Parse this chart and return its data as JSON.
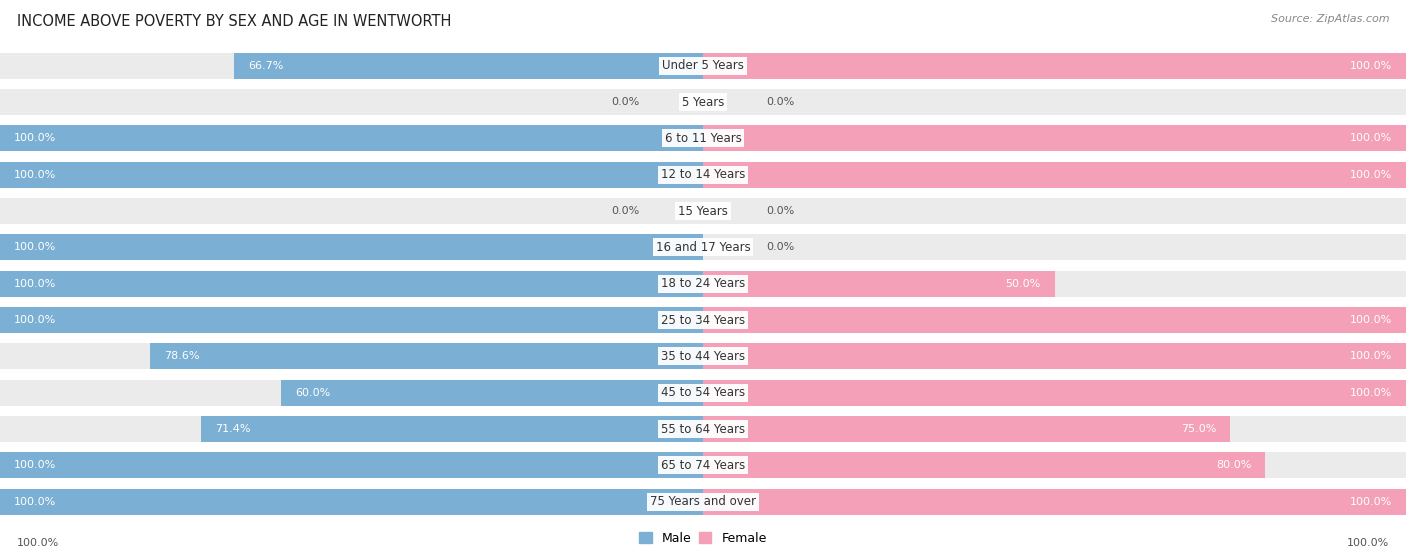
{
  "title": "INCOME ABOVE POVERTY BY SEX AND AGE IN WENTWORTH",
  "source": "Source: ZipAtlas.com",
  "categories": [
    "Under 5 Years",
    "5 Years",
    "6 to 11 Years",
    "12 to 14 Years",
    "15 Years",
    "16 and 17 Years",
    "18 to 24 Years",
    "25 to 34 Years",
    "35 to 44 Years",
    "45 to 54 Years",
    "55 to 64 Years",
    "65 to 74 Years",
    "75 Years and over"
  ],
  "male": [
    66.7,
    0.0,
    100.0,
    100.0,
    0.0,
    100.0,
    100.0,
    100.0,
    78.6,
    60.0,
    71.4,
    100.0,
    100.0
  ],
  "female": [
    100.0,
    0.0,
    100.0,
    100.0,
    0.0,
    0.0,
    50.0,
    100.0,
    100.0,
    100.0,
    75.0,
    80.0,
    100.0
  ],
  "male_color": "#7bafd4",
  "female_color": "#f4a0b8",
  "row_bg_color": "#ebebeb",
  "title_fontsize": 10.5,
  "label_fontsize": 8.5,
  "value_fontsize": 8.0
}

**What this task involves:** Leave out the pictures and print every line of the data exactly.

**The solution:**
Parse this chart and return its data as JSON.
{
  "title": "INCOME ABOVE POVERTY BY SEX AND AGE IN WENTWORTH",
  "source": "Source: ZipAtlas.com",
  "categories": [
    "Under 5 Years",
    "5 Years",
    "6 to 11 Years",
    "12 to 14 Years",
    "15 Years",
    "16 and 17 Years",
    "18 to 24 Years",
    "25 to 34 Years",
    "35 to 44 Years",
    "45 to 54 Years",
    "55 to 64 Years",
    "65 to 74 Years",
    "75 Years and over"
  ],
  "male": [
    66.7,
    0.0,
    100.0,
    100.0,
    0.0,
    100.0,
    100.0,
    100.0,
    78.6,
    60.0,
    71.4,
    100.0,
    100.0
  ],
  "female": [
    100.0,
    0.0,
    100.0,
    100.0,
    0.0,
    0.0,
    50.0,
    100.0,
    100.0,
    100.0,
    75.0,
    80.0,
    100.0
  ],
  "male_color": "#7bafd4",
  "female_color": "#f4a0b8",
  "row_bg_color": "#ebebeb",
  "title_fontsize": 10.5,
  "label_fontsize": 8.5,
  "value_fontsize": 8.0
}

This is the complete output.